Search the records below for the word "коммунальных" and show every line where it occurs.

— begin Data to use —

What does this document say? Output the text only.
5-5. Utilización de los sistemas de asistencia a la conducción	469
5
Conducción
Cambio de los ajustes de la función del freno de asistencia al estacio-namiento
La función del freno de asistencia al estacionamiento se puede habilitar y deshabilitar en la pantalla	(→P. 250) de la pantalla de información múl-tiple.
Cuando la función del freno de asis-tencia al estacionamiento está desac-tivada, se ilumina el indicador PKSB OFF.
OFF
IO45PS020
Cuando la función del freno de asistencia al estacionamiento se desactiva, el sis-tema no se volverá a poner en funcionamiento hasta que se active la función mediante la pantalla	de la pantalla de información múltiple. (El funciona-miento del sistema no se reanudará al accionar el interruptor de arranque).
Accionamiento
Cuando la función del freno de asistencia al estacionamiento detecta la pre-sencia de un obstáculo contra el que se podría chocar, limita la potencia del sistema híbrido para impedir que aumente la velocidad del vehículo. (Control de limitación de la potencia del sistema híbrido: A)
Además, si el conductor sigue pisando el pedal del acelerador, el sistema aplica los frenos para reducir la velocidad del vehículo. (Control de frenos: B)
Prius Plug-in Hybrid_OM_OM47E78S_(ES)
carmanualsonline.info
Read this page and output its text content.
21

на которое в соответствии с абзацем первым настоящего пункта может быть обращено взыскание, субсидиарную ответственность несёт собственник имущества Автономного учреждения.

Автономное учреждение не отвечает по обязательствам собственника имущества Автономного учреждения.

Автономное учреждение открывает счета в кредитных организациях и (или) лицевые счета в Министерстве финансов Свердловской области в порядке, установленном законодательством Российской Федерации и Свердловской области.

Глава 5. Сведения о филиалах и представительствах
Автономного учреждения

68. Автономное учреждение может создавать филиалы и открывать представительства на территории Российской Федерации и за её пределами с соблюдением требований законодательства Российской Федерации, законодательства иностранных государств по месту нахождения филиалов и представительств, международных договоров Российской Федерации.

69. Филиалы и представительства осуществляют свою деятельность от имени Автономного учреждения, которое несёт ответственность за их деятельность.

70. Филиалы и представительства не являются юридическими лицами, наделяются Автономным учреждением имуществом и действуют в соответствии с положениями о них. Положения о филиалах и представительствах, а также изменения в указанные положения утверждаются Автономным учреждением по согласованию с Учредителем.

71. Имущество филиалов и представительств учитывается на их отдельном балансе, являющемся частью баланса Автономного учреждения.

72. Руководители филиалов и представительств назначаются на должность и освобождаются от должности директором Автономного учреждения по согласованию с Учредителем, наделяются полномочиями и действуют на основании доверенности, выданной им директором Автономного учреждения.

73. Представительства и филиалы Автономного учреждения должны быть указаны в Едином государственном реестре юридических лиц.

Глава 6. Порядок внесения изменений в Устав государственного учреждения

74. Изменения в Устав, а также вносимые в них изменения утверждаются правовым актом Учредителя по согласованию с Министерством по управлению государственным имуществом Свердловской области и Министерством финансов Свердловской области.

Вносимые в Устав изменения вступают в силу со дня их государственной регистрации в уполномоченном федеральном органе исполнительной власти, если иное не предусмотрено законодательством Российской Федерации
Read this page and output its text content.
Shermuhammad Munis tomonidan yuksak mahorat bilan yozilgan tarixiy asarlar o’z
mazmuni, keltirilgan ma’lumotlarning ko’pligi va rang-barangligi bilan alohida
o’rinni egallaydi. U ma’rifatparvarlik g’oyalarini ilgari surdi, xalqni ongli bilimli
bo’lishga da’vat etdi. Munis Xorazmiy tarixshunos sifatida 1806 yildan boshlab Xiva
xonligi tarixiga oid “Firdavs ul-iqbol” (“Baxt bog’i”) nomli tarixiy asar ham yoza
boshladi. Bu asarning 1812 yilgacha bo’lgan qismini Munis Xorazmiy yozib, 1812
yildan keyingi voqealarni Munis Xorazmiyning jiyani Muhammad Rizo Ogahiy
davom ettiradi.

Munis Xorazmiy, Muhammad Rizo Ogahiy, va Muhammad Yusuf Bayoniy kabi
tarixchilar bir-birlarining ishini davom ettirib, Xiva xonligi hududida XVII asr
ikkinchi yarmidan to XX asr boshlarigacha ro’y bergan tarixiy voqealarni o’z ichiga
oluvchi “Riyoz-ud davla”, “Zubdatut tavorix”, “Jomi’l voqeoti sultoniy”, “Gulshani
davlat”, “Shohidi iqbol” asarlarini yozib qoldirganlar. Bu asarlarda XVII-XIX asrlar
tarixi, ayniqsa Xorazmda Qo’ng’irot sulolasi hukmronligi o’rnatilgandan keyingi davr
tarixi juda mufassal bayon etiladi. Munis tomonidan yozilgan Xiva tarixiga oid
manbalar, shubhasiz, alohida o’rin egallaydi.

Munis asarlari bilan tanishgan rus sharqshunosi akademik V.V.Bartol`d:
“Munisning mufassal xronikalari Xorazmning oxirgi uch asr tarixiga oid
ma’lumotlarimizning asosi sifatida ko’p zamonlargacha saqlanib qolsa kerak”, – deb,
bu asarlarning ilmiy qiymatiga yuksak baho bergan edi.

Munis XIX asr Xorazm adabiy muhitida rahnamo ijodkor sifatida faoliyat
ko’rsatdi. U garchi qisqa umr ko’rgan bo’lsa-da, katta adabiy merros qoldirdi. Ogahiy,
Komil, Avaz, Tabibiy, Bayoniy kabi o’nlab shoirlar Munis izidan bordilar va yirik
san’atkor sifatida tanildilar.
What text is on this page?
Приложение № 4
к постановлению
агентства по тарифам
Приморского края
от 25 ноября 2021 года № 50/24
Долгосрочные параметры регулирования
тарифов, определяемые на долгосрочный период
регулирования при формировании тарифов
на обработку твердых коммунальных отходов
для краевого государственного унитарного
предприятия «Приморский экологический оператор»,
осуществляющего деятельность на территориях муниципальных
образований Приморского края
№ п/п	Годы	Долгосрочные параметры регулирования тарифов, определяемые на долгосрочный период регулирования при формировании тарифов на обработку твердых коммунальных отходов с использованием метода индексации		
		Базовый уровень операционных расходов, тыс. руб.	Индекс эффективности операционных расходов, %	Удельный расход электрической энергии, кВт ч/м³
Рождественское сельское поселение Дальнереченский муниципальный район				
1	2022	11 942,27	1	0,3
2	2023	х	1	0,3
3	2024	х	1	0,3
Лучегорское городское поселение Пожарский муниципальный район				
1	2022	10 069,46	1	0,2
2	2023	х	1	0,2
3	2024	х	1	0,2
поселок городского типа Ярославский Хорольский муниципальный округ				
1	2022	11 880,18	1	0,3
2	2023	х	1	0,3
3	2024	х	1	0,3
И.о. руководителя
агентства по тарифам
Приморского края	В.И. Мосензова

— end Data to use —

● **Task result**:
на обработку твердых коммунальных отходов
№ п/п	Годы	Долгосрочные параметры регулирования тарифов, определяемые на долгосрочный период регулирования при формировании тарифов на обработку твердых коммунальных отходов с использованием метода индексации		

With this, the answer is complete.